Instruction.
Set down the material once more, exactly as it appears.

Record list.
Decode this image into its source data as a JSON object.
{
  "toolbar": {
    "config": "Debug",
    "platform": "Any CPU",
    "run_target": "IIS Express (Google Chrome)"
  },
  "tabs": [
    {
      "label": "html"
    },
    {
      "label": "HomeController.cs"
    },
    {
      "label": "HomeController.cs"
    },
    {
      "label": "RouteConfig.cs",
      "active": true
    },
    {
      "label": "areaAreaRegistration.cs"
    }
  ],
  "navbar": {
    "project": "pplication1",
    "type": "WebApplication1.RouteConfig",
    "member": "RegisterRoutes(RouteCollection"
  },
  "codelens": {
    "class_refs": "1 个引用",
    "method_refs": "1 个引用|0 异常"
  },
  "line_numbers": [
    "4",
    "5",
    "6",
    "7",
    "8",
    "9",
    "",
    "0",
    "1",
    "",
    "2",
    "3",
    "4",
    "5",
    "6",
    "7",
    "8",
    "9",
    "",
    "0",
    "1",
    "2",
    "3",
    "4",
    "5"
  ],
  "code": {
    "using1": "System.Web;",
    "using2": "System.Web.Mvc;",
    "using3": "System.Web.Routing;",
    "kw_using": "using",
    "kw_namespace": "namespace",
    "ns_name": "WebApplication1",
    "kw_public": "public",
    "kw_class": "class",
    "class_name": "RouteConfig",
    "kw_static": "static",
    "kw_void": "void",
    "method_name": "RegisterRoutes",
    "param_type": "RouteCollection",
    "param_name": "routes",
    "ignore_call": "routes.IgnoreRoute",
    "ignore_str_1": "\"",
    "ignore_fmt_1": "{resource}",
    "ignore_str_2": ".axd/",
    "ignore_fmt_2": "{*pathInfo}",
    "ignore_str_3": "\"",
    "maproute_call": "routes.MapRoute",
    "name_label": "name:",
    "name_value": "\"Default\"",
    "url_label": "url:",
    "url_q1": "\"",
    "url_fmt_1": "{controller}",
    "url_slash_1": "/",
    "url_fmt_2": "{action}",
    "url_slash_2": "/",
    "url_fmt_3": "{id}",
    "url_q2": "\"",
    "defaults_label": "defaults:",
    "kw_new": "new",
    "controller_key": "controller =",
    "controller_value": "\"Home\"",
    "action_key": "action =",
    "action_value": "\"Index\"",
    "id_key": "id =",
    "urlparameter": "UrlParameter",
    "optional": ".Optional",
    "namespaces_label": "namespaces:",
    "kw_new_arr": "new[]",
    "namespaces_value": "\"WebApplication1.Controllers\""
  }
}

Exercise solution.
Decode this image into its source data as a JSON object.
{
  "toolbar": {
    "config": "Debug",
    "platform": "Any CPU",
    "run_target": "IIS Express (Google Chrome)"
  },
  "tabs": [
    {
      "label": "html"
    },
    {
      "label": "HomeController.cs"
    },
    {
      "label": "HomeController.cs"
    },
    {
      "label": "RouteConfig.cs",
      "active": true
    },
    {
      "label": "areaAreaRegistration.cs"
    }
  ],
  "navbar": {
    "project": "pplication1",
    "type": "WebApplication1.RouteConfig",
    "member": "RegisterRoutes(RouteCollection"
  },
  "codelens": {
    "class_refs": "1 个引用",
    "method_refs": "1 个引用|0 异常"
  },
  "line_numbers": [
    "4",
    "5",
    "6",
    "7",
    "8",
    "9",
    "",
    "0",
    "1",
    "",
    "2",
    "3",
    "4",
    "5",
    "6",
    "7",
    "8",
    "9",
    "",
    "0",
    "1",
    "2",
    "3",
    "4",
    "5"
  ],
  "code": {
    "using1": "System.Web;",
    "using2": "System.Web.Mvc;",
    "using3": "System.Web.Routing;",
    "kw_using": "using",
    "kw_namespace": "namespace",
    "ns_name": "WebApplication1",
    "kw_public": "public",
    "kw_class": "class",
    "class_name": "RouteConfig",
    "kw_static": "static",
    "kw_void": "void",
    "method_name": "RegisterRoutes",
    "param_type": "RouteCollection",
    "param_name": "routes",
    "ignore_call": "routes.IgnoreRoute",
    "ignore_str_1": "\"",
    "ignore_fmt_1": "{resource}",
    "ignore_str_2": ".axd/",
    "ignore_fmt_2": "{*pathInfo}",
    "ignore_str_3": "\"",
    "maproute_call": "routes.MapRoute",
    "name_label": "name:",
    "name_value": "\"Default\"",
    "url_label": "url:",
    "url_q1": "\"",
    "url_fmt_1": "{controller}",
    "url_slash_1": "/",
    "url_fmt_2": "{action}",
    "url_slash_2": "/",
    "url_fmt_3": "{id}",
    "url_q2": "\"",
    "defaults_label": "defaults:",
    "kw_new": "new",
    "controller_key": "controller =",
    "controller_value": "\"Home\"",
    "action_key": "action =",
    "action_value": "\"Index\"",
    "id_key": "id =",
    "urlparameter": "UrlParameter",
    "optional": ".Optional",
    "namespaces_label": "namespaces:",
    "kw_new_arr": "new[]",
    "namespaces_value": "\"WebApplication1.Controllers\""
  }
}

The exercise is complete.